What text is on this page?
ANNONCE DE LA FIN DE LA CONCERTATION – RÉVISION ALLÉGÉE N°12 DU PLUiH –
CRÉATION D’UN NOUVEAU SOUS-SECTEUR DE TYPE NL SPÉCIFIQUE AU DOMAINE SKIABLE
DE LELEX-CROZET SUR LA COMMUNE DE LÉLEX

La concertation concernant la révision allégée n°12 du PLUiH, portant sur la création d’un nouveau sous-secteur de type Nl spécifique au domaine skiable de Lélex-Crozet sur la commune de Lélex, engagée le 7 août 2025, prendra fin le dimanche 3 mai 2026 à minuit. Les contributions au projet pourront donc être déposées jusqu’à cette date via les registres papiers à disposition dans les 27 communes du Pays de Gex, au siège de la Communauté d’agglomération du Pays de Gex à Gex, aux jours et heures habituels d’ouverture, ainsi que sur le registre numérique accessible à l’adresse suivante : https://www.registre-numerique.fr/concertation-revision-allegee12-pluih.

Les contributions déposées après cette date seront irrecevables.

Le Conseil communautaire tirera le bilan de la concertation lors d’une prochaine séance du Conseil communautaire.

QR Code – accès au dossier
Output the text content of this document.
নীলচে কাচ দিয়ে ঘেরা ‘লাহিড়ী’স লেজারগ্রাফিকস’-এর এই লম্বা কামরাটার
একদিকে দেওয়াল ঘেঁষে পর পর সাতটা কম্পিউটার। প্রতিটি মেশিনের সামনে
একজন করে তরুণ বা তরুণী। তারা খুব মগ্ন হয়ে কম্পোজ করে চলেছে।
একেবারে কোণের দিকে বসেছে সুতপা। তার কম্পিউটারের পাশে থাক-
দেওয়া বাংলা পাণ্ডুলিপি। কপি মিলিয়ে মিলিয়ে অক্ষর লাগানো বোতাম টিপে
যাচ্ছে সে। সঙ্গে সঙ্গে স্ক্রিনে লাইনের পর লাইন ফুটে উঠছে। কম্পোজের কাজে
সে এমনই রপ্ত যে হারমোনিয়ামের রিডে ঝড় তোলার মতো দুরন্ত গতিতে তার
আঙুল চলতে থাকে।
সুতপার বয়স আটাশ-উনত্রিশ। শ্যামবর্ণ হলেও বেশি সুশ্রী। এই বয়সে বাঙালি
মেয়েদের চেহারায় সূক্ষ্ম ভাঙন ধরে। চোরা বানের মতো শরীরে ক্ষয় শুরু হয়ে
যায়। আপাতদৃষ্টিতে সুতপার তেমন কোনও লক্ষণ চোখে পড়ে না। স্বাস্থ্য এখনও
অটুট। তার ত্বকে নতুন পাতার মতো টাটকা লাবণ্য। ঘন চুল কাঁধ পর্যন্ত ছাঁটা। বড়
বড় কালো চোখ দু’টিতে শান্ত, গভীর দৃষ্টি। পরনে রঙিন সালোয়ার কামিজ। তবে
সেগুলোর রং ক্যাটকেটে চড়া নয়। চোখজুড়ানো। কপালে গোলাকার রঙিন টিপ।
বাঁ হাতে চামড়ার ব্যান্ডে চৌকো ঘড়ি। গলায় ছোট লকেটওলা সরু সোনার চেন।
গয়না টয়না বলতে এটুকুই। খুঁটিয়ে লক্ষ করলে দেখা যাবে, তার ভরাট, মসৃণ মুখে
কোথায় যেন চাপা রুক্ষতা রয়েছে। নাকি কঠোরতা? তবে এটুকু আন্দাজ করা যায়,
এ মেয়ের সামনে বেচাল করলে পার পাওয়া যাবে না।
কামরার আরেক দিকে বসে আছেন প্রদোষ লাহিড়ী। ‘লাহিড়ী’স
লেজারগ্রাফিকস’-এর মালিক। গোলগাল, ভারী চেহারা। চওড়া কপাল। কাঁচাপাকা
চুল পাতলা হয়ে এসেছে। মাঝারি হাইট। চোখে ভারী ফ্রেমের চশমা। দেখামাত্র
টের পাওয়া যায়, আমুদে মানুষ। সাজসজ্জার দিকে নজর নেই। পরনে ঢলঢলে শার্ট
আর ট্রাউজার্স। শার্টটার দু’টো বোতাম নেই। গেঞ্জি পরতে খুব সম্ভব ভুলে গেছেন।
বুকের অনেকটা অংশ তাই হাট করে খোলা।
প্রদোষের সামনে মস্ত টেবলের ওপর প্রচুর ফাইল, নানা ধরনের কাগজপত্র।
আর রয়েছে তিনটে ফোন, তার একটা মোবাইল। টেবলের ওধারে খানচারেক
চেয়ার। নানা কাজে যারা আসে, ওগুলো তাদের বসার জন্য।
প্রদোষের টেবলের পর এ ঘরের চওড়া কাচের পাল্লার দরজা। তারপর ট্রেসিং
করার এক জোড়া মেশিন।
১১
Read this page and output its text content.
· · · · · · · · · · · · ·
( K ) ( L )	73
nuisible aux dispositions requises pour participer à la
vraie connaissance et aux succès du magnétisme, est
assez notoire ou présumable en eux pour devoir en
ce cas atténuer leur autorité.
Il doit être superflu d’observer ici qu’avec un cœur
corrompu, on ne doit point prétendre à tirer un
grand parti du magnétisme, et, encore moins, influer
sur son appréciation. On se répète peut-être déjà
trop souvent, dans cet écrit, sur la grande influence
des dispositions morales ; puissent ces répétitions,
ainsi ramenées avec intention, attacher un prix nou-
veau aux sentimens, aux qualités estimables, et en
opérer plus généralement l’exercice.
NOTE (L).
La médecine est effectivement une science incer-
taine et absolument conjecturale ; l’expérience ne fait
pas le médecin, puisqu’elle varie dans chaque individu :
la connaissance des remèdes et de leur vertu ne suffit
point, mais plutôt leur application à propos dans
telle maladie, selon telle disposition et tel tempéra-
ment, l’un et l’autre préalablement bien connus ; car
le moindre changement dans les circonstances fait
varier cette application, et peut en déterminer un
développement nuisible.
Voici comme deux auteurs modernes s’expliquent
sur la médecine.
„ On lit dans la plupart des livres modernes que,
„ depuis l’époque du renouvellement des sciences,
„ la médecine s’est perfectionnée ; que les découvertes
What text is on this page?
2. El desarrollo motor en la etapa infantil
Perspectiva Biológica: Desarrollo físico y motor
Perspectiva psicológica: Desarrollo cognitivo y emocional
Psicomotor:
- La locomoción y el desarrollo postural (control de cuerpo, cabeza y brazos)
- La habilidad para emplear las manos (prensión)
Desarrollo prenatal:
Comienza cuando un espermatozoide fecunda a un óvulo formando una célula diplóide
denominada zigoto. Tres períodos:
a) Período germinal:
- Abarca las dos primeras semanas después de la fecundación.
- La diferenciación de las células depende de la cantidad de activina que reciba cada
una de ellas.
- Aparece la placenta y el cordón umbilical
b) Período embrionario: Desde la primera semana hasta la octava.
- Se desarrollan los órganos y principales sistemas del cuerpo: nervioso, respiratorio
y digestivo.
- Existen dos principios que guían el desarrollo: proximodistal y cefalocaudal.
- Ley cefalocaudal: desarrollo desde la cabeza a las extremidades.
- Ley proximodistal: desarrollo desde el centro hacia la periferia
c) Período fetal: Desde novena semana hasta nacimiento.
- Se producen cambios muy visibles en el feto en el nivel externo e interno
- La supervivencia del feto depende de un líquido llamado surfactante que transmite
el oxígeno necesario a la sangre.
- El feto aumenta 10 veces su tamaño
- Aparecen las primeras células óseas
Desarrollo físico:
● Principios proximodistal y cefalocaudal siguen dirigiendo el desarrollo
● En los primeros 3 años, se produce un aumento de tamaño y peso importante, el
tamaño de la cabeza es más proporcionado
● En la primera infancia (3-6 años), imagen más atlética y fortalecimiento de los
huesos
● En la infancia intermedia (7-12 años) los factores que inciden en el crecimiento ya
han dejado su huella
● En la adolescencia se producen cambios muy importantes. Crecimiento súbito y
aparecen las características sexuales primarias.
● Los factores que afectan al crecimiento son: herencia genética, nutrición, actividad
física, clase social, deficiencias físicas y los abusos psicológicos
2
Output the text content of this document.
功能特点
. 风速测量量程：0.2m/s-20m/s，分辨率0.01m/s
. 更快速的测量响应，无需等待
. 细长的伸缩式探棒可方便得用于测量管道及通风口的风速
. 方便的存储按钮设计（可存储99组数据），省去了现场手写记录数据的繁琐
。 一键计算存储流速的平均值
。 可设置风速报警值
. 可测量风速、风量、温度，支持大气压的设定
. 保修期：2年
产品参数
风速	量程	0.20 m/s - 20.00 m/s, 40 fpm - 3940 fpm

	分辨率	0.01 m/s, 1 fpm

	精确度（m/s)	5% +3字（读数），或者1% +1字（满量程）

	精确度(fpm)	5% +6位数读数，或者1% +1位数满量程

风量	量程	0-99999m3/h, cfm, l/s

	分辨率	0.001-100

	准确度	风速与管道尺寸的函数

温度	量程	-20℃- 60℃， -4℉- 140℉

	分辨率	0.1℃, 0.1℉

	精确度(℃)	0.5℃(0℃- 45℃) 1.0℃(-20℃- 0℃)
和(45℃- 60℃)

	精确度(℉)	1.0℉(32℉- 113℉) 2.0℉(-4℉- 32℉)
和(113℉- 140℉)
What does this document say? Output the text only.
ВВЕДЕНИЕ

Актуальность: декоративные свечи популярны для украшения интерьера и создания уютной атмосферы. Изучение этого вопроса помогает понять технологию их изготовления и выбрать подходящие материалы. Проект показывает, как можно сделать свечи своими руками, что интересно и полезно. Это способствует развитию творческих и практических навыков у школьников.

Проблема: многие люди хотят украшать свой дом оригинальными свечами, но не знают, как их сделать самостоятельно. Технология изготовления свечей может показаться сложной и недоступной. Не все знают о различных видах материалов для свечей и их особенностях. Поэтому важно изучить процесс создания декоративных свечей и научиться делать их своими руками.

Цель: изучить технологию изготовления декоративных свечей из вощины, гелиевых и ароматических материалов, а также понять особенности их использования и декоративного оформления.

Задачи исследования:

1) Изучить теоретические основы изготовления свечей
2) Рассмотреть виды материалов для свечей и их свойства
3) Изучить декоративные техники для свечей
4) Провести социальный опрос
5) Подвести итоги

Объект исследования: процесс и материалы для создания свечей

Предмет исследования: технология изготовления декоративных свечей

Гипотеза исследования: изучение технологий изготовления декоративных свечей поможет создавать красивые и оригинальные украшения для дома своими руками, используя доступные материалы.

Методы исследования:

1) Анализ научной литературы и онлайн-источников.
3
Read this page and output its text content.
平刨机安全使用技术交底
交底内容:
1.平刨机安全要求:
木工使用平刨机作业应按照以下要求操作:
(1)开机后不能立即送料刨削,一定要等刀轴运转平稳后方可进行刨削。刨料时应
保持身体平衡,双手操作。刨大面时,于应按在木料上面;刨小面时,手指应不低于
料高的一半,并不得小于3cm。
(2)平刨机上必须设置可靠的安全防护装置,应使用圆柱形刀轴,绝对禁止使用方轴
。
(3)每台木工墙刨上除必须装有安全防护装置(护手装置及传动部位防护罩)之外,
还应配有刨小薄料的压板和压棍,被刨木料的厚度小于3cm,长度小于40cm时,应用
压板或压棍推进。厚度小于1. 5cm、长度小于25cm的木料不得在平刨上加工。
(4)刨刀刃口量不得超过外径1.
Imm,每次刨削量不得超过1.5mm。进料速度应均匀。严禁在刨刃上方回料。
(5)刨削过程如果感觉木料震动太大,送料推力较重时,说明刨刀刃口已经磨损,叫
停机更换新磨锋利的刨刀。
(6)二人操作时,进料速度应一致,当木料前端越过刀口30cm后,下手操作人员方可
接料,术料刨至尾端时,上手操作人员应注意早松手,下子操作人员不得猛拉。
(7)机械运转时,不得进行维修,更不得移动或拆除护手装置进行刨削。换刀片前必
....
Using the records above, pull out each line where the word "modernes" occurs.

◆ Answer to the problem
Voici comme deux auteurs modernes s’expliquent
„ On lit dans la plupart des livres modernes que,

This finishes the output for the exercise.